EV battery swapping startup Ample has locked in two partnerships this month that will help fuel an expansion into Japan and New York City after years of working on the technology. The startup, which was founded in 2014 and came out of stealth in March, said Tuesday it has partnered with Japanese petroleum and energy company Eneos to jointly deploy and operate battery swapping infrastructure in Japan.
Over the next year, the two companies will pilot Ample’s fully automated swapping technology with a focus on ride-hailing, taxi, municipal, rental and last-mile delivery companies. Ample and Eneos will also evaluate whether swapping stations can offer other uses, such as a backup source of power for the energy grid. It is still early days for the partnership and few details have been disclosed; Ample, for instance didn’t share when the pilot program would begin or where in Japan it would initially launch. However, even with these scant details, Eneos’ interest signals that battery swapping — at least for Ample — is gaining some believers.
The Eneos announcement comes a few days after Ample launched a separate partnership with Sally, a New York City-based EV rental company for ride-hailing, taxi and last-mile deliveries. Ample and Sally will roll out five to 10 stations in NYC by the fourth quarter of this year, with plans to expand into other markets in 2021, according to Khaled Hassounah, founder and CEO of Ample.
Ample’s partnership with Sally will also expand to San Francisco in the next couple of months. Depending on the cost of using both services, this might be an advantageous deal for ride-hailing drivers in California, at least, where the state just decreed 90% of Uber and Lyft drivers must be in EVs by 2030.
“The goal is to ultimately make swapping stations as ubiquitous as gas stations,” Hassounah told TechCrunch.
Ample came out of stealth this March with five operational stations in the Bay Area and a partnership with Uber that entails drivers renting vehicles directly from Ample that have been retrofitted with the startup’s battery technology.
“The Ample architecture is designed to be integrated into any modern electric vehicle,” Levi Tillemann, VP for policy and international outreach at Ample, told TechCrunch. “Unlike a standard electric vehicle, where you have a battery pack that is never meant to be removed from the car, with the Ample system, you replace the battery pack with an adapter plate that essentially shares the exact same dimensions as the OEM designed battery pack. That adapter plate is the architecture that allows for battery swap.”

Action item: Continue the article about Ample's battery swapping partnerships from where it stops.

Supplied records:

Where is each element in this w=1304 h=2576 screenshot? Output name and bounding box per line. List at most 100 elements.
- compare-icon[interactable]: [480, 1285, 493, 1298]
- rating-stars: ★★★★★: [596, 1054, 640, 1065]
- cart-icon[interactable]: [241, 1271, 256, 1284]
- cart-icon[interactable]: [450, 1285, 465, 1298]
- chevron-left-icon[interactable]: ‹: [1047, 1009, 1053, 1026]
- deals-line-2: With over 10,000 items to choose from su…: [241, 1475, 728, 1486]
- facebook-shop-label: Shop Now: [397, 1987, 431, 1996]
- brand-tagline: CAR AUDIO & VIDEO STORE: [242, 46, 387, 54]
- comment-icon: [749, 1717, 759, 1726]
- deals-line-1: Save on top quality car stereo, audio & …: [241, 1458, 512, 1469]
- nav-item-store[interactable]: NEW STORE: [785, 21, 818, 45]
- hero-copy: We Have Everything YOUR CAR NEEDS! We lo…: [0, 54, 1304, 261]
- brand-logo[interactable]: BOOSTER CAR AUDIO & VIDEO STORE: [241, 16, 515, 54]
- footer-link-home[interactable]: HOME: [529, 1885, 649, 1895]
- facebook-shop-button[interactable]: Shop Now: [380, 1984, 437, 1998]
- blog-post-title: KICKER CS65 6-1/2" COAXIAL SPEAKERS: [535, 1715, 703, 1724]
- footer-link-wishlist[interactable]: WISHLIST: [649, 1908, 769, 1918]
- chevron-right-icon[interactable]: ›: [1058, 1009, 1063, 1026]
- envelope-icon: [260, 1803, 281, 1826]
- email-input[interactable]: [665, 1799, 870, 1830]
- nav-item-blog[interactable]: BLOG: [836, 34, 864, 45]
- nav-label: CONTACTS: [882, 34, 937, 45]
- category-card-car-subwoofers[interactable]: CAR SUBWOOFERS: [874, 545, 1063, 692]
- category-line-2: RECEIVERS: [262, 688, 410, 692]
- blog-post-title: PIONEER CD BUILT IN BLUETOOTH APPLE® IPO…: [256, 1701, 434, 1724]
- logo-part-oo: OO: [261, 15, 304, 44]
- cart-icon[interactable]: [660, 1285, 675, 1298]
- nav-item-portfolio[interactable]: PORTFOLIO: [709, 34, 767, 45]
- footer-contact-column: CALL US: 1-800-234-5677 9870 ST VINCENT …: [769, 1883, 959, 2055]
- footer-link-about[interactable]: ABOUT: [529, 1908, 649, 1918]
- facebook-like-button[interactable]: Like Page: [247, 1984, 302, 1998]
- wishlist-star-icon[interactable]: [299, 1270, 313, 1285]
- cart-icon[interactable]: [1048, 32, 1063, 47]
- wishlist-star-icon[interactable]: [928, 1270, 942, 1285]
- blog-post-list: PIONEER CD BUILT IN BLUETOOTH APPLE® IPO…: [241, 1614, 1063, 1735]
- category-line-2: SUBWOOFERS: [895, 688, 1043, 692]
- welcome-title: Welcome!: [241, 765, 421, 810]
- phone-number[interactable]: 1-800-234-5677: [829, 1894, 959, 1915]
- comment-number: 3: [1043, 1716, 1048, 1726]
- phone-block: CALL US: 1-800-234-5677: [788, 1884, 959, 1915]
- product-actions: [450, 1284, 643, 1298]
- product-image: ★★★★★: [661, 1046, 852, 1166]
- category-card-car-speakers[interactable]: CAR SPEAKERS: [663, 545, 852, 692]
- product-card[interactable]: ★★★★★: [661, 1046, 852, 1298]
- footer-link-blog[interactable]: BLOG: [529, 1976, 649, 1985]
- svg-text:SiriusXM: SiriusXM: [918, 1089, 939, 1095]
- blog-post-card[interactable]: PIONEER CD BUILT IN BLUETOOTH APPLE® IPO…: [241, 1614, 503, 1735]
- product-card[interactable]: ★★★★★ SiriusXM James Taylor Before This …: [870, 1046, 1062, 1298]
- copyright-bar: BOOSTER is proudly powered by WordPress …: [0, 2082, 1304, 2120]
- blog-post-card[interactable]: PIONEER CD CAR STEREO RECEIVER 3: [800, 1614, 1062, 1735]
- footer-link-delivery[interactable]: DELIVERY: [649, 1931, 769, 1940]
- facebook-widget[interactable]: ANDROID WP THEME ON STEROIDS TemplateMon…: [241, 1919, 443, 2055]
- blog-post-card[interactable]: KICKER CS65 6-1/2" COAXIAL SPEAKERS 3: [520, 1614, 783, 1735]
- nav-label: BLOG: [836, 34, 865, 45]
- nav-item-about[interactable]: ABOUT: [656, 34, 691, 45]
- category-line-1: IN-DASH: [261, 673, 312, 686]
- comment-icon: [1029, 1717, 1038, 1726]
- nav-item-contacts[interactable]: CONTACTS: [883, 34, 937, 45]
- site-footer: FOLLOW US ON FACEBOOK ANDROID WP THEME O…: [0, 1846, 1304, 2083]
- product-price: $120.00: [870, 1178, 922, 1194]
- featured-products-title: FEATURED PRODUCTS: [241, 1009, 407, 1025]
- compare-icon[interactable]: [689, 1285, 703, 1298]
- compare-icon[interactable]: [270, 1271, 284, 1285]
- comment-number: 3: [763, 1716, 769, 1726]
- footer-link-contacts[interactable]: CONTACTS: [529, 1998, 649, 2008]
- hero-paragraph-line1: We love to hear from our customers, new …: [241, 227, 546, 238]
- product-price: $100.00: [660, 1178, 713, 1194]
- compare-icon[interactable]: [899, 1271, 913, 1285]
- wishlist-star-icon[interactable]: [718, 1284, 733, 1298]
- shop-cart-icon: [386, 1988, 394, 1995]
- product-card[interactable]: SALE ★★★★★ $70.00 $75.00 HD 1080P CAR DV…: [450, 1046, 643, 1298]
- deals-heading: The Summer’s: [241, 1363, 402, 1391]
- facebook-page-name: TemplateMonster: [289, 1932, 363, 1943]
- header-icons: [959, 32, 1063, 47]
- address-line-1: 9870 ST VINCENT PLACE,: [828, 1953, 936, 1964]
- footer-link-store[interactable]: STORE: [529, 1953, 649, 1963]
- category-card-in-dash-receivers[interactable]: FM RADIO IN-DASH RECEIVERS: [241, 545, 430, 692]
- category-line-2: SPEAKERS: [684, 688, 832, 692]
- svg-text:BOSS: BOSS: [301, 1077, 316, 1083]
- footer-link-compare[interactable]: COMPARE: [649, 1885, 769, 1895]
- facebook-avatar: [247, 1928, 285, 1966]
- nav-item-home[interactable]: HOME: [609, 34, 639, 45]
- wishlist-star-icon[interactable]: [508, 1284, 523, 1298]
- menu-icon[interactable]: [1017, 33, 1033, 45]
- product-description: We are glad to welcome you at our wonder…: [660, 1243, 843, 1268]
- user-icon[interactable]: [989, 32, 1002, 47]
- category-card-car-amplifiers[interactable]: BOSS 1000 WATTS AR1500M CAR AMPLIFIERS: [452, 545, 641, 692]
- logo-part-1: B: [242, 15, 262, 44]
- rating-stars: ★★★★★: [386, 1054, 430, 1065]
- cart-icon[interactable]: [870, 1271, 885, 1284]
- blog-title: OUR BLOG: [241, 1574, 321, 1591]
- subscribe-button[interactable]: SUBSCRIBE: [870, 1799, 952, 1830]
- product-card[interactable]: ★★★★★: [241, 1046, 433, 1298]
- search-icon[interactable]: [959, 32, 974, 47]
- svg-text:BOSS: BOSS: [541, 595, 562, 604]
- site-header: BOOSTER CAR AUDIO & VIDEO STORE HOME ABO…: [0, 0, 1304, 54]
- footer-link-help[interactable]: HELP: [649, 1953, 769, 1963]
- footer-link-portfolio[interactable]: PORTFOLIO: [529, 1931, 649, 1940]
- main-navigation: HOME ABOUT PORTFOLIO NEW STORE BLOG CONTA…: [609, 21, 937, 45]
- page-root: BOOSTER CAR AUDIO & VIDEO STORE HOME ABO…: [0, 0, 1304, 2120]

Response area:
Ample’s standardized battery modules work with every vehicle that has been configured to run on the Ample platform, says Tillemann. With Ample’s partnership with Sally, the company will begin stepping away from running its own fleet, which it essentially launched to prove its business model. The company will work with Sally and probably other fleet and rental companies in the future to make vehicles Ample-enabled.
“Ample’s battery swapping works with any electric vehicle and dramatically reduces the cost and time it takes to install EV infrastructure by being a drop-in replacement for the OEM battery and does not require any modification to the car (either hardware or software),” said Hassounah.
One of the concerns that puts ride-hailing drivers off switching to EVs is the amount of time it takes to charge a battery. Hassounah says swapping a battery only takes 10 minutes, but that the company aims to reduce that to five minutes by the end of the year. Having a more efficient and seamless process might help ride-hailing drivers and logistics companies make the switch.
“Currently, drivers pay 10 cents per mile for swapping services, including energy, and the range varies based on the car model and battery size,” said Hassounah. “The price of the service varies depending on the price of electricity, but our goal is to have it be 10% to 20% cheaper than gas.”
When drivers want to swap a battery, they’ll use Ample’s app to find nearby stations and then initiate the autonomous swap. Each station can serve about five to six cars per hour, but the company expects to be able to serve double that by the end of the year. That said, this also depends on the amount of available power at a given site.
Tillemann says as Ample expands, the company aims to one day work with existing OEM partners to offer consumers the choice of having Ample production plates installed into their new vehicles on the production line.
“Our unit costs are very favorable for the battery swap systems,” he said. “They do not cost a lot to deploy, and that means, with a relatively low number of vehicles our battery swap architecture is economical and profitable.”
Eneos, which previously invested in Ample, according to the company, is committed to providing the next generation of energy supply. The company is also exploring hydrogen and recently partnered with Toyota’s Woven City, a futuristic prototype city that’s being built in Japan, to power the metropolis using hydrogen.